DIRECTIVE: Skip all pictures, then print the remaining material exactly.

+++ PROVIDED RECORDS +++

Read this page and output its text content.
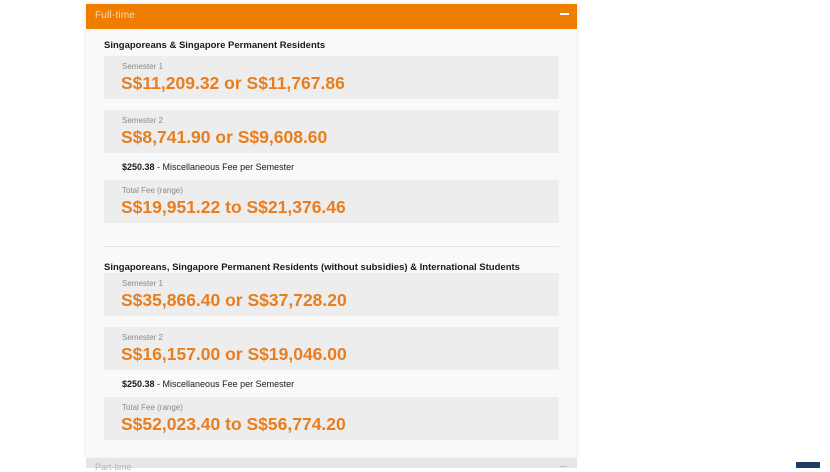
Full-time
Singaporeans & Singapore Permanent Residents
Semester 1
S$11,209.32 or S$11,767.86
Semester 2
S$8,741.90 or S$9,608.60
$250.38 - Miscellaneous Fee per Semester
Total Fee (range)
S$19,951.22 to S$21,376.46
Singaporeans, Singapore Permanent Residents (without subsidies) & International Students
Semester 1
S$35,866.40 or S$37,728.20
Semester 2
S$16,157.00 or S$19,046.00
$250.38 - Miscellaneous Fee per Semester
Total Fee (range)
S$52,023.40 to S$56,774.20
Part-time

+++

RIGHT ANSWER:
Read this page and output its text content.
Full-time
Singaporeans & Singapore Permanent Residents
Semester 1
S$11,209.32 or S$11,767.86
Semester 2
S$8,741.90 or S$9,608.60
$250.38 - Miscellaneous Fee per Semester
Total Fee (range)
S$19,951.22 to S$21,376.46
Singaporeans, Singapore Permanent Residents (without subsidies) & International Students
Semester 1
S$35,866.40 or S$37,728.20
Semester 2
S$16,157.00 or S$19,046.00
$250.38 - Miscellaneous Fee per Semester
Total Fee (range)
S$52,023.40 to S$56,774.20
Part-time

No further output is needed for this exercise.